:: REQUIRED TASK ::
Return all of the data exactly as written, without the pictures.

A run of records
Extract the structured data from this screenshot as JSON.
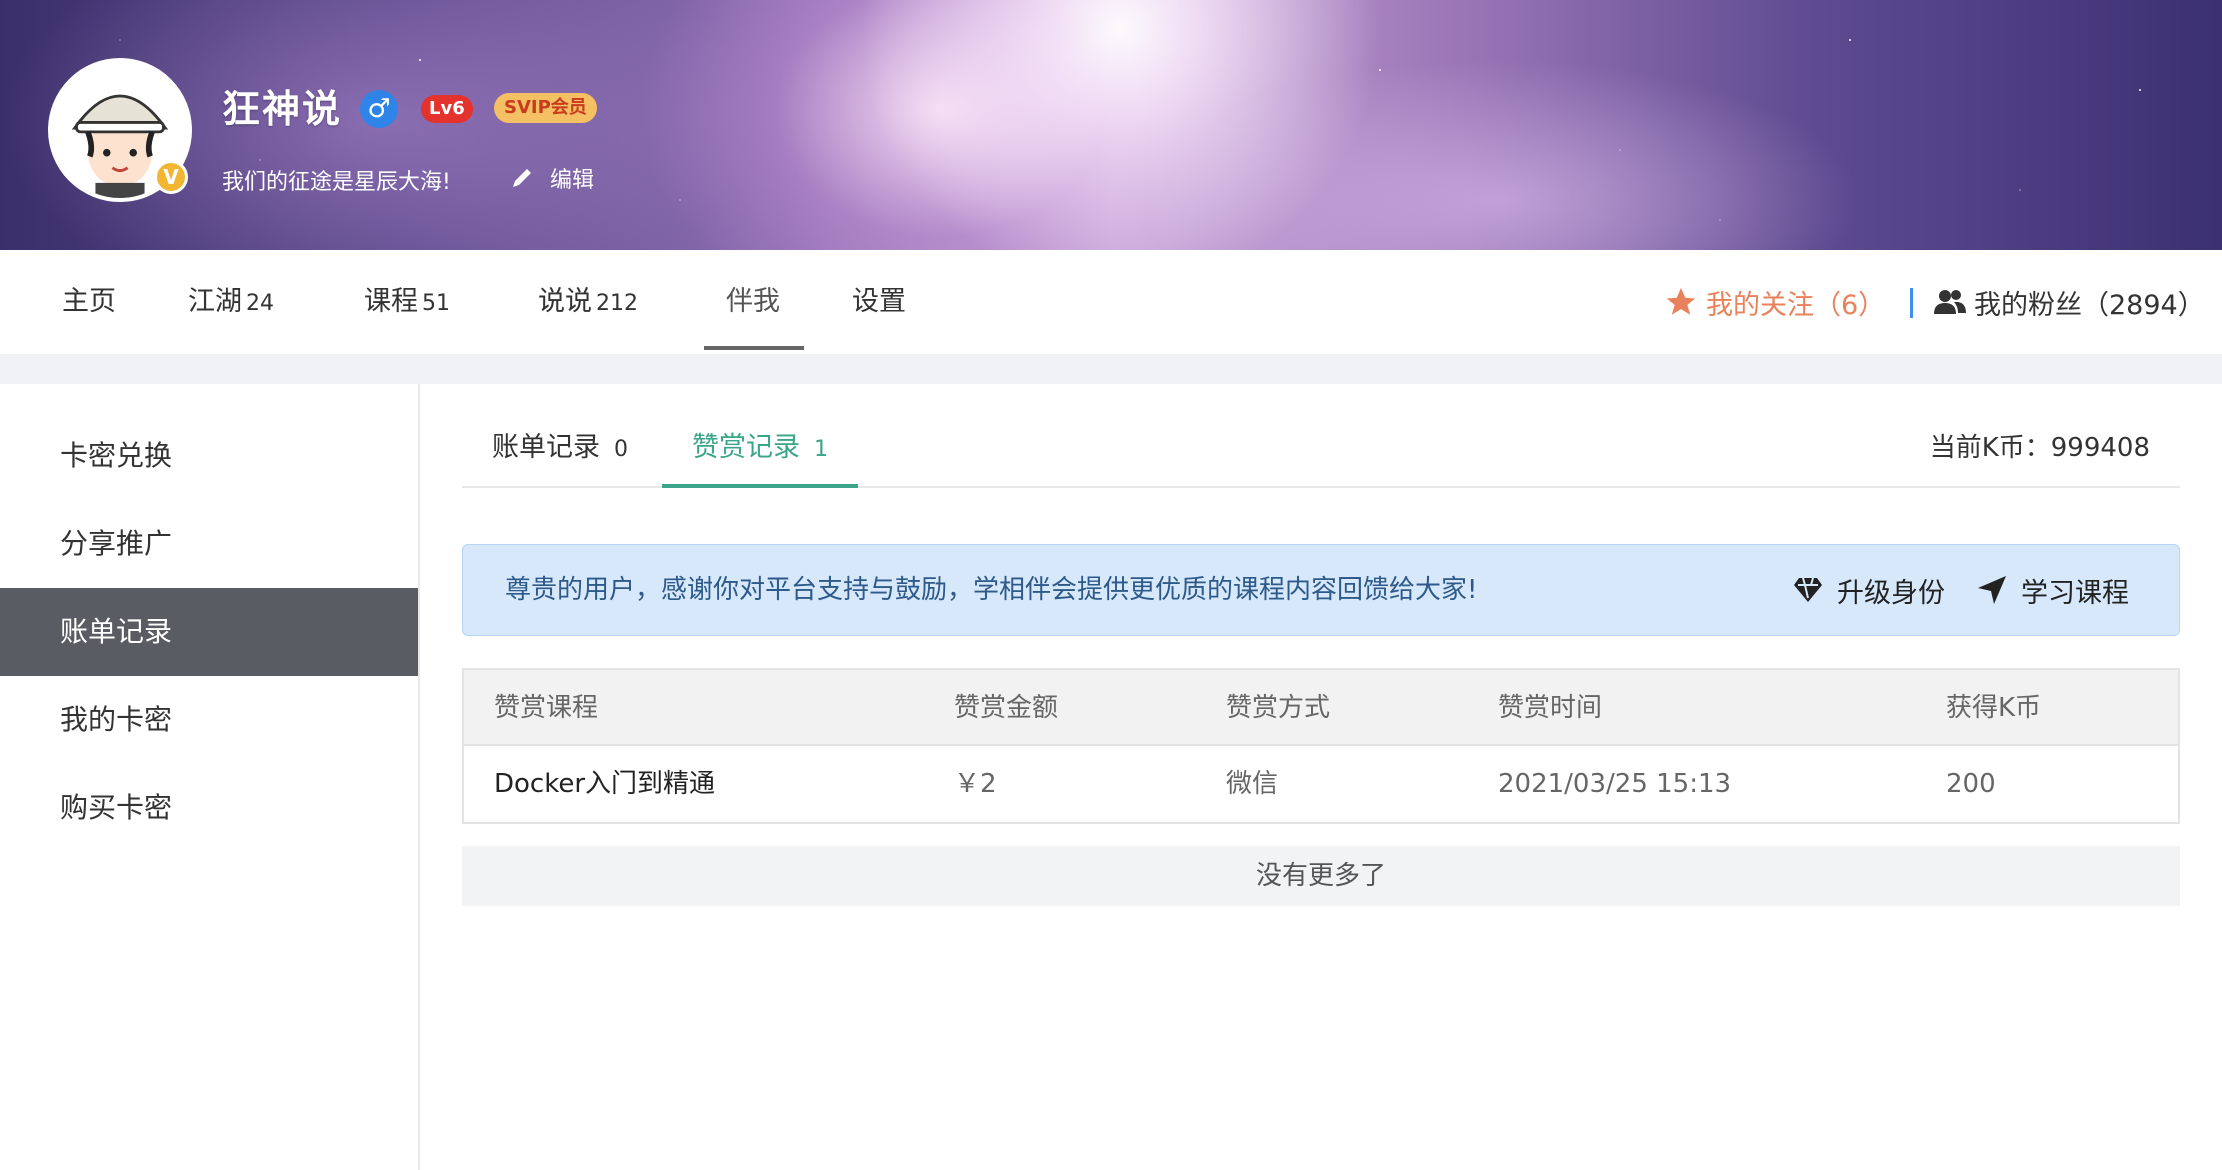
{
  "profile": {
    "username": "狂神说",
    "gender_symbol": "♂",
    "level": "Lv6",
    "svip": "SVIP会员",
    "avatar_badge": "V",
    "motto": "我们的征途是星辰大海!",
    "edit_label": "编辑"
  },
  "nav": {
    "items": [
      {
        "label": "主页",
        "count": ""
      },
      {
        "label": "江湖",
        "count": "24"
      },
      {
        "label": "课程",
        "count": "51"
      },
      {
        "label": "说说",
        "count": "212"
      },
      {
        "label": "伴我",
        "count": ""
      },
      {
        "label": "设置",
        "count": ""
      }
    ],
    "active_index": 4,
    "follow_label": "我的关注（6）",
    "fans_label": "我的粉丝（2894）"
  },
  "sidebar": {
    "items": [
      {
        "label": "卡密兑换"
      },
      {
        "label": "分享推广"
      },
      {
        "label": "账单记录"
      },
      {
        "label": "我的卡密"
      },
      {
        "label": "购买卡密"
      }
    ],
    "active_index": 2
  },
  "tabs": {
    "items": [
      {
        "label": "账单记录",
        "count": "0"
      },
      {
        "label": "赞赏记录",
        "count": "1"
      }
    ],
    "active_index": 1,
    "kcoin_label": "当前K币：999408"
  },
  "notice": {
    "text": "尊贵的用户，感谢你对平台支持与鼓励，学相伴会提供更优质的课程内容回馈给大家!",
    "upgrade_label": "升级身份",
    "study_label": "学习课程"
  },
  "table": {
    "headers": [
      "赞赏课程",
      "赞赏金额",
      "赞赏方式",
      "赞赏时间",
      "获得K币"
    ],
    "rows": [
      [
        "Docker入门到精通",
        "￥2",
        "微信",
        "2021/03/25 15:13",
        "200"
      ]
    ]
  },
  "no_more": "没有更多了",
  "colors": {
    "accent_green": "#3aa58a",
    "follow_orange": "#e9825b",
    "sidebar_active": "#595c62",
    "notice_bg": "#d7e8fb"
  }
}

:: EXERCISE ANSWER ::
Extract the structured data from this screenshot as JSON.
{
  "profile": {
    "username": "狂神说",
    "gender_symbol": "♂",
    "level": "Lv6",
    "svip": "SVIP会员",
    "avatar_badge": "V",
    "motto": "我们的征途是星辰大海!",
    "edit_label": "编辑"
  },
  "nav": {
    "items": [
      {
        "label": "主页",
        "count": ""
      },
      {
        "label": "江湖",
        "count": "24"
      },
      {
        "label": "课程",
        "count": "51"
      },
      {
        "label": "说说",
        "count": "212"
      },
      {
        "label": "伴我",
        "count": ""
      },
      {
        "label": "设置",
        "count": ""
      }
    ],
    "active_index": 4,
    "follow_label": "我的关注（6）",
    "fans_label": "我的粉丝（2894）"
  },
  "sidebar": {
    "items": [
      {
        "label": "卡密兑换"
      },
      {
        "label": "分享推广"
      },
      {
        "label": "账单记录"
      },
      {
        "label": "我的卡密"
      },
      {
        "label": "购买卡密"
      }
    ],
    "active_index": 2
  },
  "tabs": {
    "items": [
      {
        "label": "账单记录",
        "count": "0"
      },
      {
        "label": "赞赏记录",
        "count": "1"
      }
    ],
    "active_index": 1,
    "kcoin_label": "当前K币：999408"
  },
  "notice": {
    "text": "尊贵的用户，感谢你对平台支持与鼓励，学相伴会提供更优质的课程内容回馈给大家!",
    "upgrade_label": "升级身份",
    "study_label": "学习课程"
  },
  "table": {
    "headers": [
      "赞赏课程",
      "赞赏金额",
      "赞赏方式",
      "赞赏时间",
      "获得K币"
    ],
    "rows": [
      [
        "Docker入门到精通",
        "￥2",
        "微信",
        "2021/03/25 15:13",
        "200"
      ]
    ]
  },
  "no_more": "没有更多了",
  "colors": {
    "accent_green": "#3aa58a",
    "follow_orange": "#e9825b",
    "sidebar_active": "#595c62",
    "notice_bg": "#d7e8fb"
  }
}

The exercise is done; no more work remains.